■ Work to do
Extract the complete listing and output it unchanged.

■ Data listing
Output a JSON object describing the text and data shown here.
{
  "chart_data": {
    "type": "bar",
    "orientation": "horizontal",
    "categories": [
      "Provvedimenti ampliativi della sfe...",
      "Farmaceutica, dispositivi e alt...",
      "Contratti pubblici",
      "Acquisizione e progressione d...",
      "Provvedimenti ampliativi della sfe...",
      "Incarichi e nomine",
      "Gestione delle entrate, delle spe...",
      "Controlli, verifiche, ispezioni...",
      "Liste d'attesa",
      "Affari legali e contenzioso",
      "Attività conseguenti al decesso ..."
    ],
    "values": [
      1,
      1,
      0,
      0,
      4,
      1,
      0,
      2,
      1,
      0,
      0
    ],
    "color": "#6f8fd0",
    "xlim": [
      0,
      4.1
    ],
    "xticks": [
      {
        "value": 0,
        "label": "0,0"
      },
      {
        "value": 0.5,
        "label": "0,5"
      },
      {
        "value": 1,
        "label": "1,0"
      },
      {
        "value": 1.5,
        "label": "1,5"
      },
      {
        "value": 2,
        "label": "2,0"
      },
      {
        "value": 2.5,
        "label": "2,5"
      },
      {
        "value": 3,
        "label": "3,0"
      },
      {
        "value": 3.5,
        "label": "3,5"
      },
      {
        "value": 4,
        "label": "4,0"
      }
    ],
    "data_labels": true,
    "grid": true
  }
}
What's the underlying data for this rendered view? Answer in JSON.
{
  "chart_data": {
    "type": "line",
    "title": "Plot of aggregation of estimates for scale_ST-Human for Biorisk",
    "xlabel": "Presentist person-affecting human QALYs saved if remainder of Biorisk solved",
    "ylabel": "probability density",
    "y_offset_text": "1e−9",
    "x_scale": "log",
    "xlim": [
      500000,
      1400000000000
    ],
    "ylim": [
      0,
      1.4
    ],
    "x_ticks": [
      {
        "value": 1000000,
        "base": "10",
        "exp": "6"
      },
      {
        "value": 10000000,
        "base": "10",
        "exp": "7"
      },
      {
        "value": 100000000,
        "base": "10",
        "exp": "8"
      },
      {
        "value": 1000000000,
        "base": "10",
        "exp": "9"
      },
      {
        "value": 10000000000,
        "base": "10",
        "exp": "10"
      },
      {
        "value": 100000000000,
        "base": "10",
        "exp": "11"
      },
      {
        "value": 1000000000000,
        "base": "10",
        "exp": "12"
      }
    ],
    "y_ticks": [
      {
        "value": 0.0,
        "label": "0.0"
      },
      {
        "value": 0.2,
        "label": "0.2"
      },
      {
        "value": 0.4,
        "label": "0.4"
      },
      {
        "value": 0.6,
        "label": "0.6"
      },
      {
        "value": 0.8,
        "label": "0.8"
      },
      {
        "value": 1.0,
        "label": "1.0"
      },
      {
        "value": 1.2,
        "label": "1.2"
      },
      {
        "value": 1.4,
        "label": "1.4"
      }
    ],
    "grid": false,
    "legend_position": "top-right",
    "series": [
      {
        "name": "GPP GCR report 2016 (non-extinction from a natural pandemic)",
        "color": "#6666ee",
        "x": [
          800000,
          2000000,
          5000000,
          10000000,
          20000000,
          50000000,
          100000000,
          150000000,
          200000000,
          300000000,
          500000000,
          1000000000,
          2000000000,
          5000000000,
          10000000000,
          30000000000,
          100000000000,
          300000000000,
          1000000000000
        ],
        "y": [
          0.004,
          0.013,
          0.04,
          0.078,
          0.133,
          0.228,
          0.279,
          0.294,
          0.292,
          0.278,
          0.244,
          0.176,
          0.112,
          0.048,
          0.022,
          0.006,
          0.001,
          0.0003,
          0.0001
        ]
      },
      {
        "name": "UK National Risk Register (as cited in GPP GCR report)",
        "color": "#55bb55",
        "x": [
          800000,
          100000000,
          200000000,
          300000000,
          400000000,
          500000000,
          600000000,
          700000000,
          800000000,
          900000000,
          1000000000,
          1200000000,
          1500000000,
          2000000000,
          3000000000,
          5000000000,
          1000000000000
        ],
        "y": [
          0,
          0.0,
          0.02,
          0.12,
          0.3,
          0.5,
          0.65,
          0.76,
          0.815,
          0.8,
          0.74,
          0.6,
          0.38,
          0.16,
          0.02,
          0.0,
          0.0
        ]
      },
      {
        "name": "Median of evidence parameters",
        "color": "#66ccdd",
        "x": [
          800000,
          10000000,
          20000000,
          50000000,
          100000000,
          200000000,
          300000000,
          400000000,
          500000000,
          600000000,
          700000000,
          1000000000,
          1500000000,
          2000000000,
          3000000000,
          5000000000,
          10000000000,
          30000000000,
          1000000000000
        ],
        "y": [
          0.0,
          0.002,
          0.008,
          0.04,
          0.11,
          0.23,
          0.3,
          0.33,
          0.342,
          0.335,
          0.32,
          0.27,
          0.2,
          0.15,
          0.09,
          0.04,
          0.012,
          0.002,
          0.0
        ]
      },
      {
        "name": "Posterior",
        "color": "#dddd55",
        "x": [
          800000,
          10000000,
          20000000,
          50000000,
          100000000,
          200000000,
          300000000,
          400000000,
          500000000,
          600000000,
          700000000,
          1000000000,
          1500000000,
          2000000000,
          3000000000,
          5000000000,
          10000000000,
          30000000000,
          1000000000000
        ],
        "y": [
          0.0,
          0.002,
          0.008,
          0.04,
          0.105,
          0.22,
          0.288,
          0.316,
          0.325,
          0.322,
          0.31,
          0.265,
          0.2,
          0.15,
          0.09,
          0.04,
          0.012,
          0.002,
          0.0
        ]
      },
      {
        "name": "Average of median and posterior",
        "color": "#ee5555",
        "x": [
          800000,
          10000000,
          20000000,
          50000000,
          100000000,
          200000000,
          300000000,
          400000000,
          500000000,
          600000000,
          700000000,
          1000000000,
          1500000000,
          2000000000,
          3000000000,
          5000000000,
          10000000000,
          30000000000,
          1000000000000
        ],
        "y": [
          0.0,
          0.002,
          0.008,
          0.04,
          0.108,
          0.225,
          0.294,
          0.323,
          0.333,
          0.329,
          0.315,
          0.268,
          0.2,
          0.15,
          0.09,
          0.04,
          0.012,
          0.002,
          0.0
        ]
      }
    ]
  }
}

■ Solution to the problem
Output a JSON object describing the text and data shown here.
{
  "chart_data": {
    "type": "bar",
    "orientation": "horizontal",
    "categories": [
      "Provvedimenti ampliativi della sfe...",
      "Farmaceutica, dispositivi e alt...",
      "Contratti pubblici",
      "Acquisizione e progressione d...",
      "Provvedimenti ampliativi della sfe...",
      "Incarichi e nomine",
      "Gestione delle entrate, delle spe...",
      "Controlli, verifiche, ispezioni...",
      "Liste d'attesa",
      "Affari legali e contenzioso",
      "Attività conseguenti al decesso ..."
    ],
    "values": [
      1,
      1,
      0,
      0,
      4,
      1,
      0,
      2,
      1,
      0,
      0
    ],
    "color": "#6f8fd0",
    "xlim": [
      0,
      4.1
    ],
    "xticks": [
      {
        "value": 0,
        "label": "0,0"
      },
      {
        "value": 0.5,
        "label": "0,5"
      },
      {
        "value": 1,
        "label": "1,0"
      },
      {
        "value": 1.5,
        "label": "1,5"
      },
      {
        "value": 2,
        "label": "2,0"
      },
      {
        "value": 2.5,
        "label": "2,5"
      },
      {
        "value": 3,
        "label": "3,0"
      },
      {
        "value": 3.5,
        "label": "3,5"
      },
      {
        "value": 4,
        "label": "4,0"
      }
    ],
    "data_labels": true,
    "grid": true
  }
}
What's the underlying data for this rendered view? Answer in JSON.
{
  "chart_data": {
    "type": "line",
    "title": "Plot of aggregation of estimates for scale_ST-Human for Biorisk",
    "xlabel": "Presentist person-affecting human QALYs saved if remainder of Biorisk solved",
    "ylabel": "probability density",
    "y_offset_text": "1e−9",
    "x_scale": "log",
    "xlim": [
      500000,
      1400000000000
    ],
    "ylim": [
      0,
      1.4
    ],
    "x_ticks": [
      {
        "value": 1000000,
        "base": "10",
        "exp": "6"
      },
      {
        "value": 10000000,
        "base": "10",
        "exp": "7"
      },
      {
        "value": 100000000,
        "base": "10",
        "exp": "8"
      },
      {
        "value": 1000000000,
        "base": "10",
        "exp": "9"
      },
      {
        "value": 10000000000,
        "base": "10",
        "exp": "10"
      },
      {
        "value": 100000000000,
        "base": "10",
        "exp": "11"
      },
      {
        "value": 1000000000000,
        "base": "10",
        "exp": "12"
      }
    ],
    "y_ticks": [
      {
        "value": 0.0,
        "label": "0.0"
      },
      {
        "value": 0.2,
        "label": "0.2"
      },
      {
        "value": 0.4,
        "label": "0.4"
      },
      {
        "value": 0.6,
        "label": "0.6"
      },
      {
        "value": 0.8,
        "label": "0.8"
      },
      {
        "value": 1.0,
        "label": "1.0"
      },
      {
        "value": 1.2,
        "label": "1.2"
      },
      {
        "value": 1.4,
        "label": "1.4"
      }
    ],
    "grid": false,
    "legend_position": "top-right",
    "series": [
      {
        "name": "GPP GCR report 2016 (non-extinction from a natural pandemic)",
        "color": "#6666ee",
        "x": [
          800000,
          2000000,
          5000000,
          10000000,
          20000000,
          50000000,
          100000000,
          150000000,
          200000000,
          300000000,
          500000000,
          1000000000,
          2000000000,
          5000000000,
          10000000000,
          30000000000,
          100000000000,
          300000000000,
          1000000000000
        ],
        "y": [
          0.004,
          0.013,
          0.04,
          0.078,
          0.133,
          0.228,
          0.279,
          0.294,
          0.292,
          0.278,
          0.244,
          0.176,
          0.112,
          0.048,
          0.022,
          0.006,
          0.001,
          0.0003,
          0.0001
        ]
      },
      {
        "name": "UK National Risk Register (as cited in GPP GCR report)",
        "color": "#55bb55",
        "x": [
          800000,
          100000000,
          200000000,
          300000000,
          400000000,
          500000000,
          600000000,
          700000000,
          800000000,
          900000000,
          1000000000,
          1200000000,
          1500000000,
          2000000000,
          3000000000,
          5000000000,
          1000000000000
        ],
        "y": [
          0,
          0.0,
          0.02,
          0.12,
          0.3,
          0.5,
          0.65,
          0.76,
          0.815,
          0.8,
          0.74,
          0.6,
          0.38,
          0.16,
          0.02,
          0.0,
          0.0
        ]
      },
      {
        "name": "Median of evidence parameters",
        "color": "#66ccdd",
        "x": [
          800000,
          10000000,
          20000000,
          50000000,
          100000000,
          200000000,
          300000000,
          400000000,
          500000000,
          600000000,
          700000000,
          1000000000,
          1500000000,
          2000000000,
          3000000000,
          5000000000,
          10000000000,
          30000000000,
          1000000000000
        ],
        "y": [
          0.0,
          0.002,
          0.008,
          0.04,
          0.11,
          0.23,
          0.3,
          0.33,
          0.342,
          0.335,
          0.32,
          0.27,
          0.2,
          0.15,
          0.09,
          0.04,
          0.012,
          0.002,
          0.0
        ]
      },
      {
        "name": "Posterior",
        "color": "#dddd55",
        "x": [
          800000,
          10000000,
          20000000,
          50000000,
          100000000,
          200000000,
          300000000,
          400000000,
          500000000,
          600000000,
          700000000,
          1000000000,
          1500000000,
          2000000000,
          3000000000,
          5000000000,
          10000000000,
          30000000000,
          1000000000000
        ],
        "y": [
          0.0,
          0.002,
          0.008,
          0.04,
          0.105,
          0.22,
          0.288,
          0.316,
          0.325,
          0.322,
          0.31,
          0.265,
          0.2,
          0.15,
          0.09,
          0.04,
          0.012,
          0.002,
          0.0
        ]
      },
      {
        "name": "Average of median and posterior",
        "color": "#ee5555",
        "x": [
          800000,
          10000000,
          20000000,
          50000000,
          100000000,
          200000000,
          300000000,
          400000000,
          500000000,
          600000000,
          700000000,
          1000000000,
          1500000000,
          2000000000,
          3000000000,
          5000000000,
          10000000000,
          30000000000,
          1000000000000
        ],
        "y": [
          0.0,
          0.002,
          0.008,
          0.04,
          0.108,
          0.225,
          0.294,
          0.323,
          0.333,
          0.329,
          0.315,
          0.268,
          0.2,
          0.15,
          0.09,
          0.04,
          0.012,
          0.002,
          0.0
        ]
      }
    ]
  }
}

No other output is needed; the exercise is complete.